_OBJECTIVE:_ Copy out each line below that has the word "अपवर" in it.
───── DATA TO USE
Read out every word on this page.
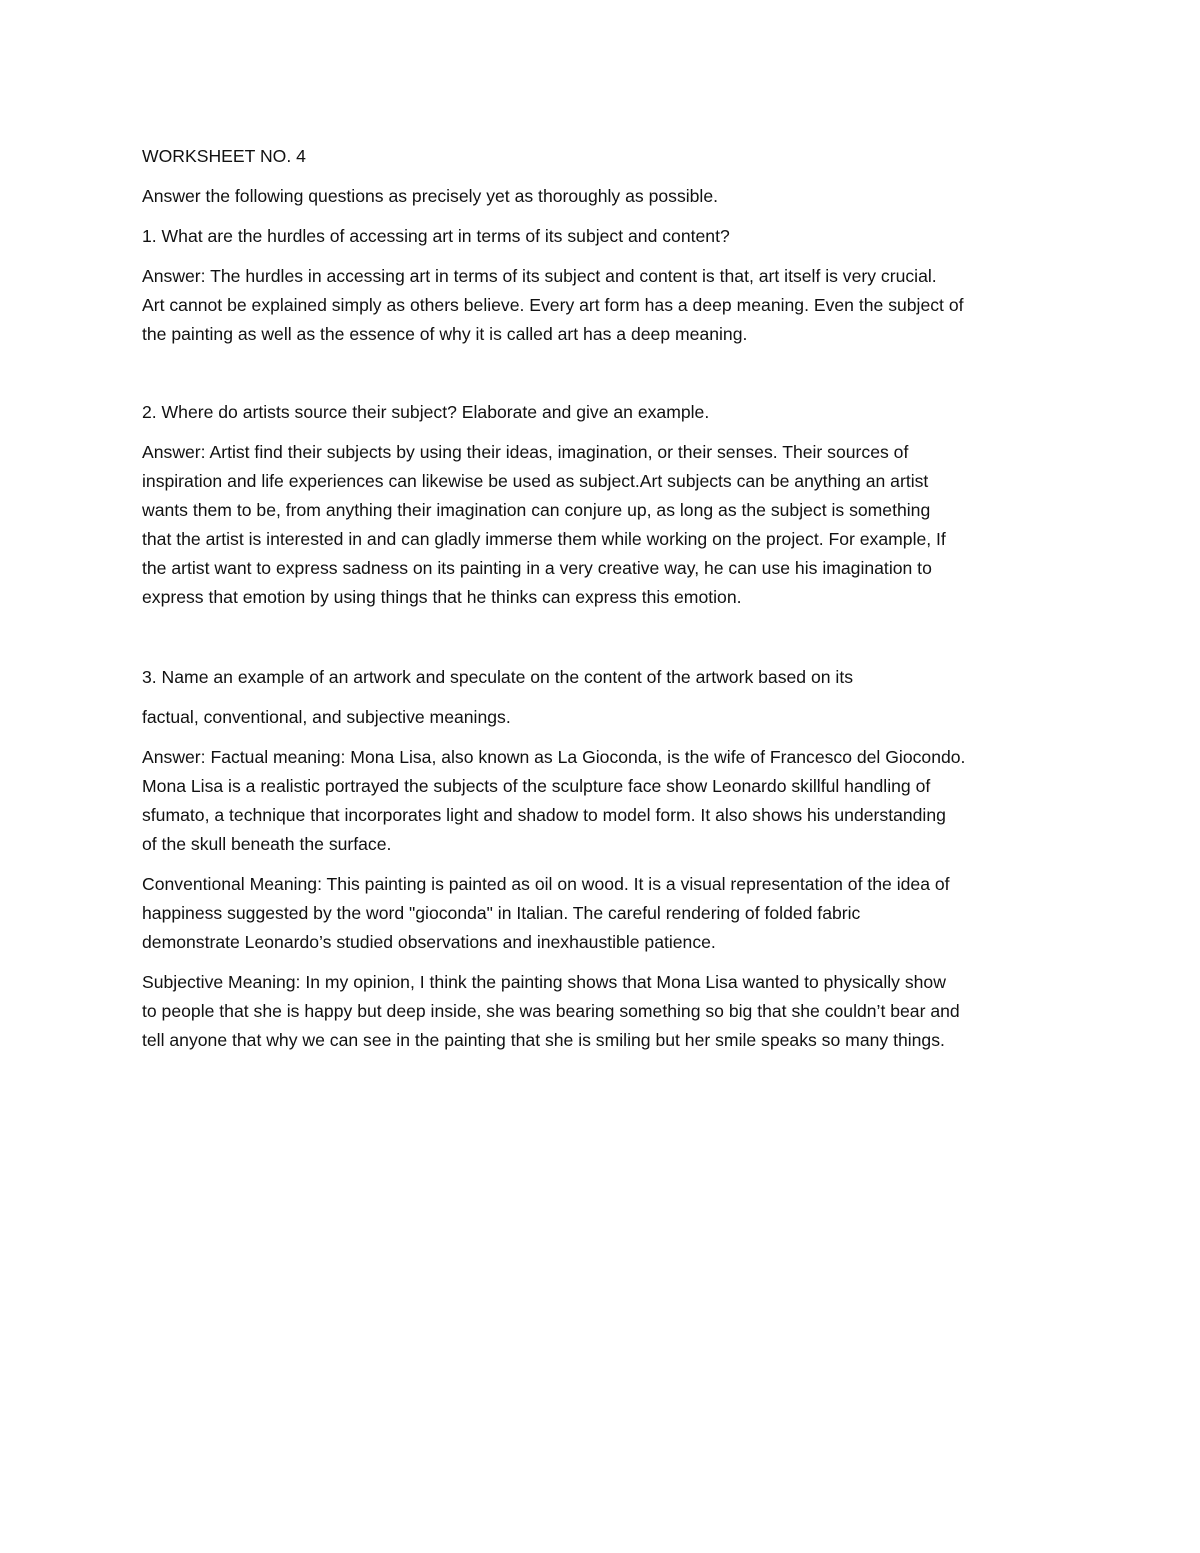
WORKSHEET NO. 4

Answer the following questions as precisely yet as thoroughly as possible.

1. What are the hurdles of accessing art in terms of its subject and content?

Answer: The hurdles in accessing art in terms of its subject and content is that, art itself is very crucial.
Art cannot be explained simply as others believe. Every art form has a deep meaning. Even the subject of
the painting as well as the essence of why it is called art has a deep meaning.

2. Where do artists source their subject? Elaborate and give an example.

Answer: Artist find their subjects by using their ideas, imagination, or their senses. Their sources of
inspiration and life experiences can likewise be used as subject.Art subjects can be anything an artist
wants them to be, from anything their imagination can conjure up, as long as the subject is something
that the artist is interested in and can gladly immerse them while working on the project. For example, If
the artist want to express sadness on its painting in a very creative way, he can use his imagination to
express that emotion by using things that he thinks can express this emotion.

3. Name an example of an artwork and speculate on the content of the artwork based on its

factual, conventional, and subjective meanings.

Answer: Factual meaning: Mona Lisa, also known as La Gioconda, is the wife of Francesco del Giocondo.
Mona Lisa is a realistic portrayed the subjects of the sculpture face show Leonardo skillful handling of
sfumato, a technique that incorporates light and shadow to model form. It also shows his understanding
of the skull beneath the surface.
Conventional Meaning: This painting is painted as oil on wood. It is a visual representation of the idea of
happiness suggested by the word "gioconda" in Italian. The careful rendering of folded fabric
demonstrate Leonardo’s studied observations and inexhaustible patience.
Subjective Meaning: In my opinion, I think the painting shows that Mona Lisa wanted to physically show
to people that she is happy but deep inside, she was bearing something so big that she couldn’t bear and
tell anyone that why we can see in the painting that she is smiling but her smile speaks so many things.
──────────
───── DATA TO USE
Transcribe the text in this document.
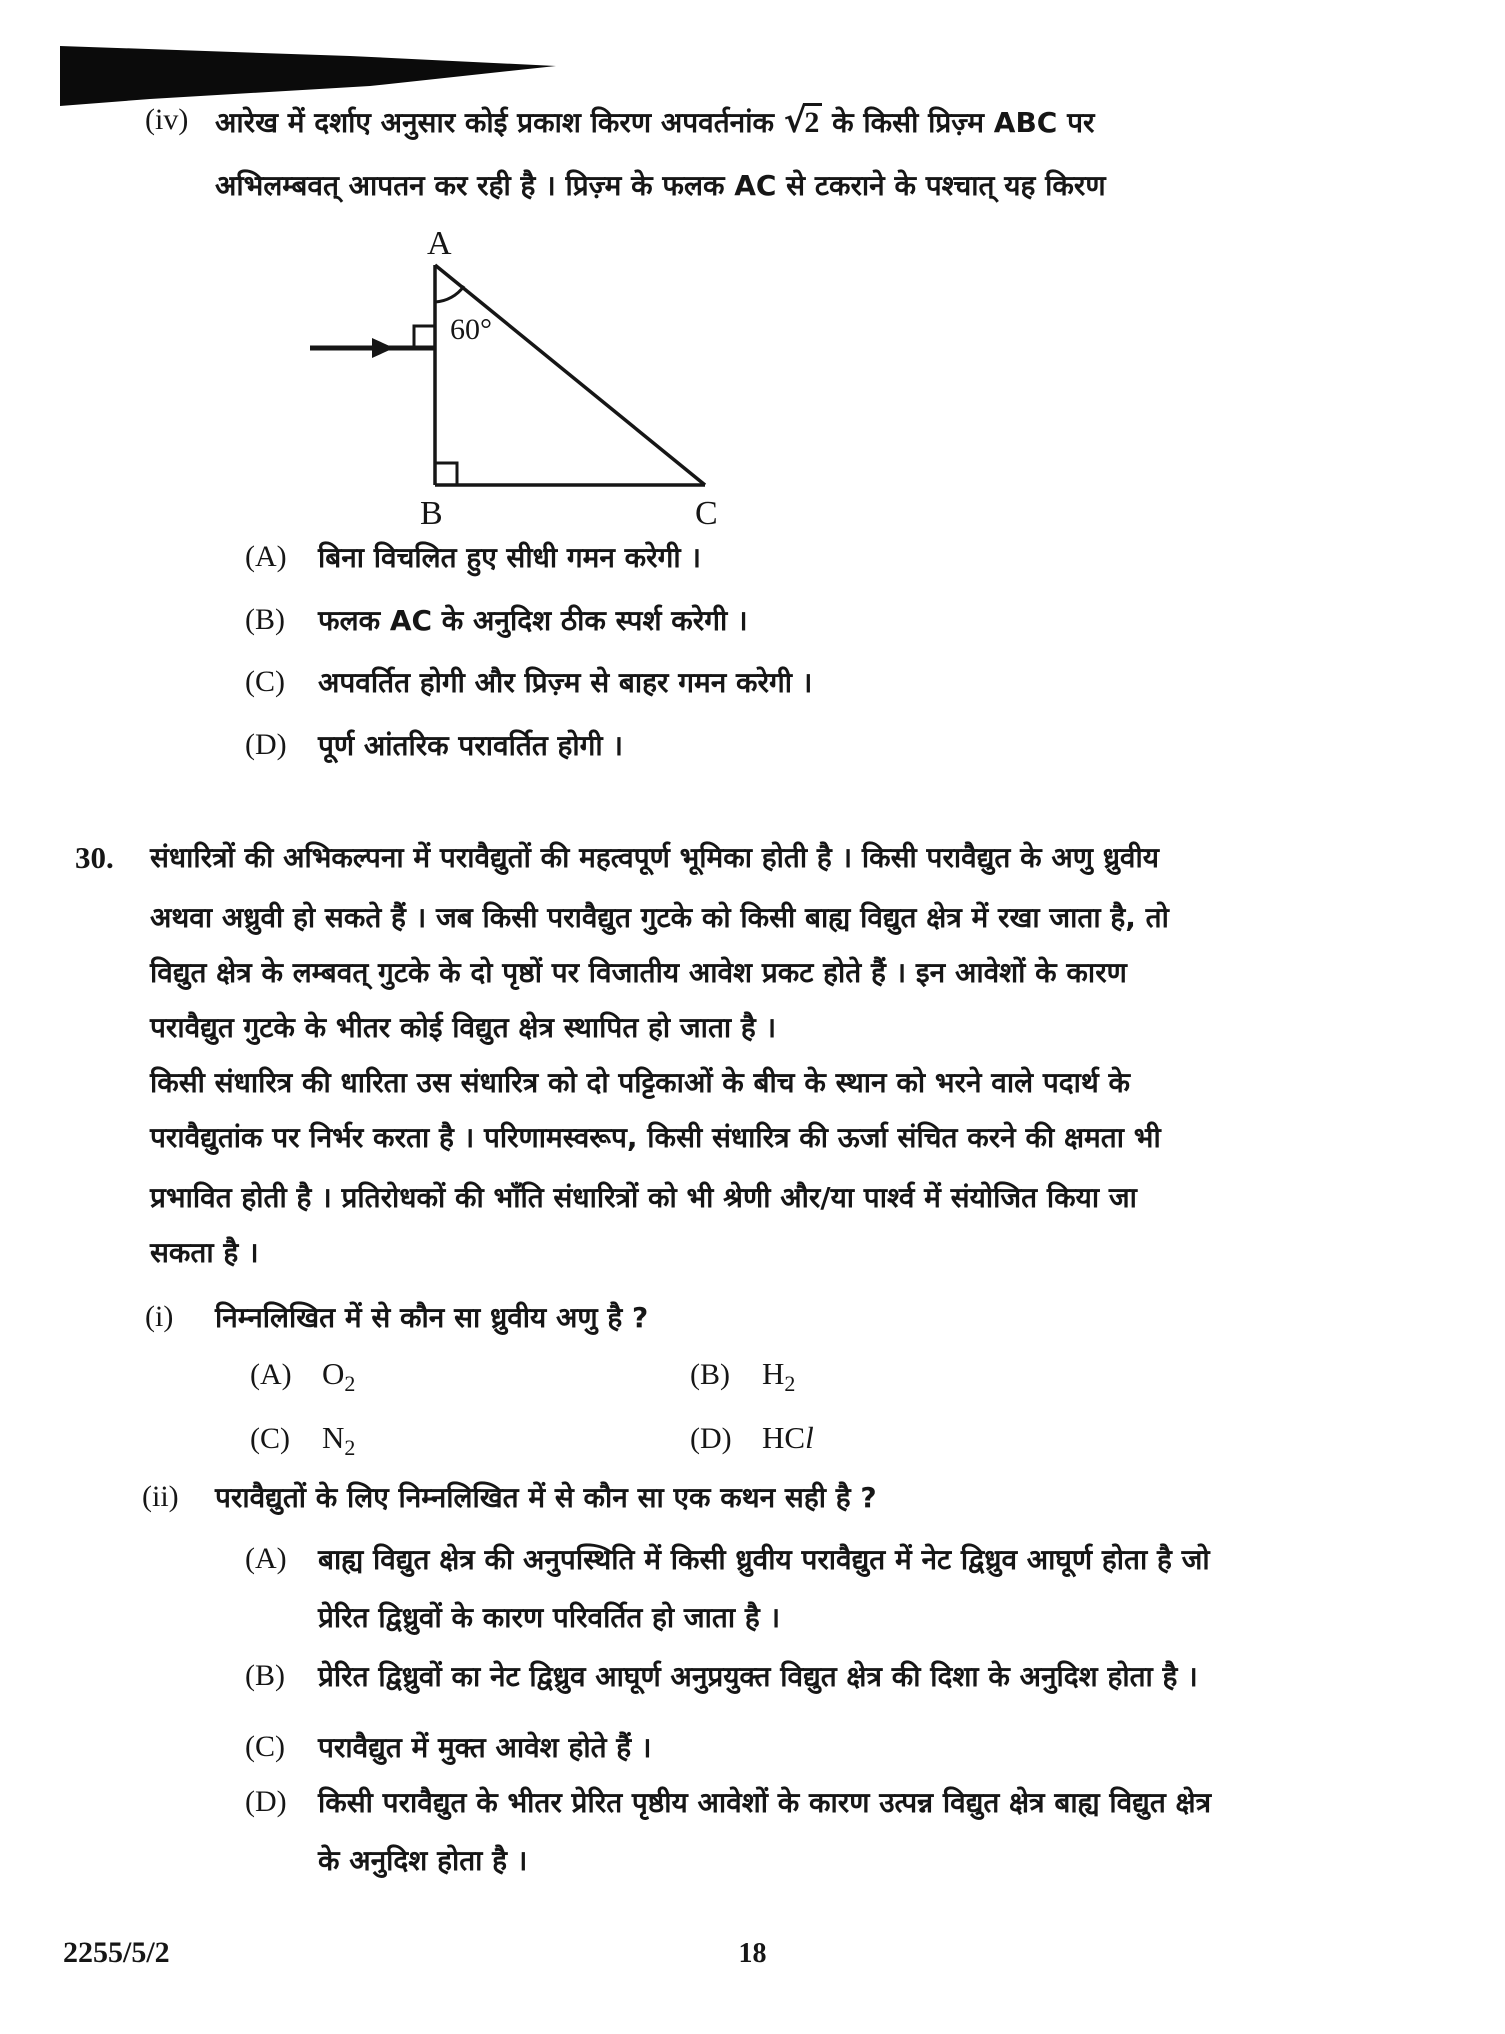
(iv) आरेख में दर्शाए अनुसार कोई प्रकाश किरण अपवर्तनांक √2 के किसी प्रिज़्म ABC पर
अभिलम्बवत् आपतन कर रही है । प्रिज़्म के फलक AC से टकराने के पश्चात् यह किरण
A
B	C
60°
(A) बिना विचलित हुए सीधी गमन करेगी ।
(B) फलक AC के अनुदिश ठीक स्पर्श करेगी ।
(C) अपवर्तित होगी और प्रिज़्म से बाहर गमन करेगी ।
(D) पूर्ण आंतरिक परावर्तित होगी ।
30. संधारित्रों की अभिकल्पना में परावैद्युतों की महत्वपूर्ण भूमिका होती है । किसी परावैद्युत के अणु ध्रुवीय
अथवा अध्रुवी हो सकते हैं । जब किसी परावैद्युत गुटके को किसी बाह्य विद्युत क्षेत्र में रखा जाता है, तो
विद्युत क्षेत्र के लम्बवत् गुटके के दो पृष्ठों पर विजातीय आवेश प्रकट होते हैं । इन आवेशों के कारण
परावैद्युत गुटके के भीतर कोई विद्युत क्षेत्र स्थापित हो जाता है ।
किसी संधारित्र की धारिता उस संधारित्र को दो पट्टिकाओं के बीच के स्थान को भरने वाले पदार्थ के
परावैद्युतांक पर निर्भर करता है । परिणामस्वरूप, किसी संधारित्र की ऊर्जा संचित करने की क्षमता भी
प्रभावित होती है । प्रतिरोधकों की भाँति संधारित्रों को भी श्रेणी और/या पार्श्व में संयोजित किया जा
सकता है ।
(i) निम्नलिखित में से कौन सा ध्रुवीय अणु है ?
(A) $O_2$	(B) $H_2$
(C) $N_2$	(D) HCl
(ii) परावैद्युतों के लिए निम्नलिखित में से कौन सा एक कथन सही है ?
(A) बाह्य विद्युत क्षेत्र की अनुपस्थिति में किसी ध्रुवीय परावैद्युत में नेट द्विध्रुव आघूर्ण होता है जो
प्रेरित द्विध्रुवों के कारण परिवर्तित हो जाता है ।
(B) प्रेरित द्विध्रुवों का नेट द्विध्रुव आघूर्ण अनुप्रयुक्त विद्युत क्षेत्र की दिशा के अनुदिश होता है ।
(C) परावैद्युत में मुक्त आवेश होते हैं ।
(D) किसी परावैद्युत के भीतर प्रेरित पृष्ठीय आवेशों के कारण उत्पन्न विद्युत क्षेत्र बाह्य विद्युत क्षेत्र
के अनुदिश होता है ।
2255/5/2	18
──────────
_THE RESPONSE:_
(iv) आरेख में दर्शाए अनुसार कोई प्रकाश किरण अपवर्तनांक √2 के किसी प्रिज़्म ABC पर
(C) अपवर्तित होगी और प्रिज़्म से बाहर गमन करेगी ।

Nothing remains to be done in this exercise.